> **Directions**
Copy all of the records below verbatim.

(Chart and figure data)
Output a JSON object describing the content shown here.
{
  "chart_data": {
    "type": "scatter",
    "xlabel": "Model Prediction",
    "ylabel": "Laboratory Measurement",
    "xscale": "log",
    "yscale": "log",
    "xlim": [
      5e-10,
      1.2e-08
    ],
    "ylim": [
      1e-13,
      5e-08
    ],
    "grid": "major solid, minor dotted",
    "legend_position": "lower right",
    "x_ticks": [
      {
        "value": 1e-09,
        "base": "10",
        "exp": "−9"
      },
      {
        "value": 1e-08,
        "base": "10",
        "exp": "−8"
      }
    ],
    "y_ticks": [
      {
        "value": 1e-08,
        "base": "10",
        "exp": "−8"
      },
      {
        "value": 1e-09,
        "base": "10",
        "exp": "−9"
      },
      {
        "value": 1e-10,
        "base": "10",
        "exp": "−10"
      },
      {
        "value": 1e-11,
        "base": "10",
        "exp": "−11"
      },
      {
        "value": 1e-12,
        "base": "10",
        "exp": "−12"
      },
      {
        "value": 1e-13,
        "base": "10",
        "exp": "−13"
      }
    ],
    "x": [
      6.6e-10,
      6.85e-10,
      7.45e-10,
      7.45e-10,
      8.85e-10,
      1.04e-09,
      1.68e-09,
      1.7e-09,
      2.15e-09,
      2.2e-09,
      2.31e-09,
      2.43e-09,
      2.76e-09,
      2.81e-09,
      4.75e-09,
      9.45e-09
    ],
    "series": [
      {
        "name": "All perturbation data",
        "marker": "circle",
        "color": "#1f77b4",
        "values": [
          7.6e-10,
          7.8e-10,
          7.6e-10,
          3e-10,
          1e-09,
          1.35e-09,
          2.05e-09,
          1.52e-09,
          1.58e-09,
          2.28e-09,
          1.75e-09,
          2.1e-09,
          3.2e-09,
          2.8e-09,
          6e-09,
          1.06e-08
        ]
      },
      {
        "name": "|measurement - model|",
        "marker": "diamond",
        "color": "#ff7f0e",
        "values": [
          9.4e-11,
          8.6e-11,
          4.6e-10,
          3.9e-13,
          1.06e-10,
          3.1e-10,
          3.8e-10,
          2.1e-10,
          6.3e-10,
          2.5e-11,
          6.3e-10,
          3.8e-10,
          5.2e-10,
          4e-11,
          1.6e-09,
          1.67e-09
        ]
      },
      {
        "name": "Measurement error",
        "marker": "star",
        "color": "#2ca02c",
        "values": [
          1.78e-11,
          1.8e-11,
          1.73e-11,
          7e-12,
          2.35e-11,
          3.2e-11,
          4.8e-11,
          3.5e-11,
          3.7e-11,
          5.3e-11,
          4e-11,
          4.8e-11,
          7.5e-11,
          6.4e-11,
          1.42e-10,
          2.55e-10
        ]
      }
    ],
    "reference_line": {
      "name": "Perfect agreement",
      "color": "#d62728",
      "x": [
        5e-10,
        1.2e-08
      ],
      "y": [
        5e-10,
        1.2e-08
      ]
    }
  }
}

> **Output below**
Output a JSON object describing the content shown here.
{
  "chart_data": {
    "type": "scatter",
    "xlabel": "Model Prediction",
    "ylabel": "Laboratory Measurement",
    "xscale": "log",
    "yscale": "log",
    "xlim": [
      5e-10,
      1.2e-08
    ],
    "ylim": [
      1e-13,
      5e-08
    ],
    "grid": "major solid, minor dotted",
    "legend_position": "lower right",
    "x_ticks": [
      {
        "value": 1e-09,
        "base": "10",
        "exp": "−9"
      },
      {
        "value": 1e-08,
        "base": "10",
        "exp": "−8"
      }
    ],
    "y_ticks": [
      {
        "value": 1e-08,
        "base": "10",
        "exp": "−8"
      },
      {
        "value": 1e-09,
        "base": "10",
        "exp": "−9"
      },
      {
        "value": 1e-10,
        "base": "10",
        "exp": "−10"
      },
      {
        "value": 1e-11,
        "base": "10",
        "exp": "−11"
      },
      {
        "value": 1e-12,
        "base": "10",
        "exp": "−12"
      },
      {
        "value": 1e-13,
        "base": "10",
        "exp": "−13"
      }
    ],
    "x": [
      6.6e-10,
      6.85e-10,
      7.45e-10,
      7.45e-10,
      8.85e-10,
      1.04e-09,
      1.68e-09,
      1.7e-09,
      2.15e-09,
      2.2e-09,
      2.31e-09,
      2.43e-09,
      2.76e-09,
      2.81e-09,
      4.75e-09,
      9.45e-09
    ],
    "series": [
      {
        "name": "All perturbation data",
        "marker": "circle",
        "color": "#1f77b4",
        "values": [
          7.6e-10,
          7.8e-10,
          7.6e-10,
          3e-10,
          1e-09,
          1.35e-09,
          2.05e-09,
          1.52e-09,
          1.58e-09,
          2.28e-09,
          1.75e-09,
          2.1e-09,
          3.2e-09,
          2.8e-09,
          6e-09,
          1.06e-08
        ]
      },
      {
        "name": "|measurement - model|",
        "marker": "diamond",
        "color": "#ff7f0e",
        "values": [
          9.4e-11,
          8.6e-11,
          4.6e-10,
          3.9e-13,
          1.06e-10,
          3.1e-10,
          3.8e-10,
          2.1e-10,
          6.3e-10,
          2.5e-11,
          6.3e-10,
          3.8e-10,
          5.2e-10,
          4e-11,
          1.6e-09,
          1.67e-09
        ]
      },
      {
        "name": "Measurement error",
        "marker": "star",
        "color": "#2ca02c",
        "values": [
          1.78e-11,
          1.8e-11,
          1.73e-11,
          7e-12,
          2.35e-11,
          3.2e-11,
          4.8e-11,
          3.5e-11,
          3.7e-11,
          5.3e-11,
          4e-11,
          4.8e-11,
          7.5e-11,
          6.4e-11,
          1.42e-10,
          2.55e-10
        ]
      }
    ],
    "reference_line": {
      "name": "Perfect agreement",
      "color": "#d62728",
      "x": [
        5e-10,
        1.2e-08
      ],
      "y": [
        5e-10,
        1.2e-08
      ]
    }
  }
}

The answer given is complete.